Saturday, 14 de December de 2024 ISSN 1519-7670 - Ano 24 - nº 1318

A metamorfose do divino

A sociedade pós-moderna perdeu o penúltimo grande ídolo. Morreu o mágico mister Jackson, o Rei do Pop. Para consolo de três gerações, resta Madonna, a última representação da época em que a renovação magistral da linguagem da cena mostrou o apogeu dos espetáculos para grandes plateias e traz signos de ousadia e outros dilemas perceptíveis para os mais sensíveis. Jackson trouxe a ambiguidade camaleônica, a metamorfose de si mesmo, a ruptura de conceitos e preconceitos, o enfrentamento com a sociedade de consumo se revestindo de embalagem para vendas milionárias e desconstruindo a essência natural do menino atormentado em plásticas, clareamentos de pele, polêmicas, acusações de comportamento sexual transgressor, enfim, de elementos de vida, paixão e morte: do divino.

Insatisfeito com a condição de objeto comum de consumo, transformou-se no ícone de si mesmo. Segundo Benzançon, ‘o ícone, não obstante os desenvolvimentos teológicos em sentido contrário, permanece impregnado do espírito platônico. Ele é um instrumento da contemplação pela qual a alma se arranca do mundo sensível e entra no mundo da iluminação divina’. Para Nicéforo Blemmydes, ‘nós nos nutrimos por necessidade a fim de que a nossa vida conserve sua força para a contemplação que é, verdadeiramente, a finalidade para a qual nascemos’. Contemplamos o mito em séculos de história. Contemplamos Michael Jackson quarenta anos. Continuaremos contemplando Elvis Presley, Janis Joplin, Jimmy Hendrix, John Lennon, Cazuza, Carmem Miranda e Renato Russo.

Fetiche de consumo

O artista Michael Jackson não representava só o corpo, mas a alma. Mas a alma perturbada por confusões entre vida pessoal e a cena, amigo de um chimpanzé, dono de zoológico no quintal, parque infantil exclusivo e cama especial para retardar a morte. Nada deu certo. Mais que revelar a pessoa, o artista expunha tratados ou leis com a performance formidável. Sua figura e obra trazem a renovação da linguagem audiovisual contemporânea que suga dos clipes do artista, influências perceptíveis e utilizadas excessivamente.

- DADOS -
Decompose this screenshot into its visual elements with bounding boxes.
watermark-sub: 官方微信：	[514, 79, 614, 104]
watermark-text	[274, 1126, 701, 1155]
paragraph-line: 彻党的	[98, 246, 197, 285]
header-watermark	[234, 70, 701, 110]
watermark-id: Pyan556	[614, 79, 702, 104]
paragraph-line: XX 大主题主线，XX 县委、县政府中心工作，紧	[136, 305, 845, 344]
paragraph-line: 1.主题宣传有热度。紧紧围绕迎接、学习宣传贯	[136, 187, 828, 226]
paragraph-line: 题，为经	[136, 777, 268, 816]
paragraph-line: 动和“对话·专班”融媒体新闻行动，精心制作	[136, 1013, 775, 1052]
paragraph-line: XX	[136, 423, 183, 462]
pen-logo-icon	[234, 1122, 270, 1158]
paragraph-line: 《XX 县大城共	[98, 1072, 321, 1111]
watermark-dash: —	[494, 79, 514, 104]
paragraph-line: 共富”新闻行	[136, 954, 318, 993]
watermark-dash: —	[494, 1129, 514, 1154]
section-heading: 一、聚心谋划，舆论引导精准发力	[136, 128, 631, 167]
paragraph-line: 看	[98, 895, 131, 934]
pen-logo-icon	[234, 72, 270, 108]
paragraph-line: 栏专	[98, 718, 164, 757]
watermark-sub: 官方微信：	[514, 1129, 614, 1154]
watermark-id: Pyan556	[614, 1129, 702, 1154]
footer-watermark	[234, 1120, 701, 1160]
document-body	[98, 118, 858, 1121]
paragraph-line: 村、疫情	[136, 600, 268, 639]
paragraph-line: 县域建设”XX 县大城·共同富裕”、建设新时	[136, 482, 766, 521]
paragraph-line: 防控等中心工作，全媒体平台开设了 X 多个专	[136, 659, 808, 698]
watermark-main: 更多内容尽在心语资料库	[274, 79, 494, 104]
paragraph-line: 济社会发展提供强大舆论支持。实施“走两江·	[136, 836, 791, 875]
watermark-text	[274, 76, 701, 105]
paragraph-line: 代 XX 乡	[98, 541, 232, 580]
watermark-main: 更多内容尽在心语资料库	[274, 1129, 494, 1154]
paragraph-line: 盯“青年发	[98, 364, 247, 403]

- ENUNCIADO DA TAREFA A -
No trecho selecionado, quem resta como consolo para três gerações após a morte de Michael Jackson?
- ENUNCIADO DA TAREFA B -
Reproduza a passagem do trecho selecionado de "Saturday, 14 de" a "morte: do divino.", renomeando "Rei do Pop" como "Astro do Pop".

- RESULTADO DA TAREFA A -
Madonna.

- RESULTADO DA TAREFA B -
Saturday, 14 de December de 2024 ISSN 1519-7670 - Ano 24 - nº 1318

A metamorfose do divino

A sociedade pós-moderna perdeu o penúltimo grande ídolo. Morreu o mágico mister Jackson, o Astro do Pop. Para consolo de três gerações, resta Madonna, a última representação da época em que a renovação magistral da linguagem da cena mostrou o apogeu dos espetáculos para grandes plateias e traz signos de ousadia e outros dilemas perceptíveis para os mais sensíveis. Jackson trouxe a ambiguidade camaleônica, a metamorfose de si mesmo, a ruptura de conceitos e preconceitos, o enfrentamento com a sociedade de consumo se revestindo de embalagem para vendas milionárias e desconstruindo a essência natural do menino atormentado em plásticas, clareamentos de pele, polêmicas, acusações de comportamento sexual transgressor, enfim, de elementos de vida, paixão e morte: do divino.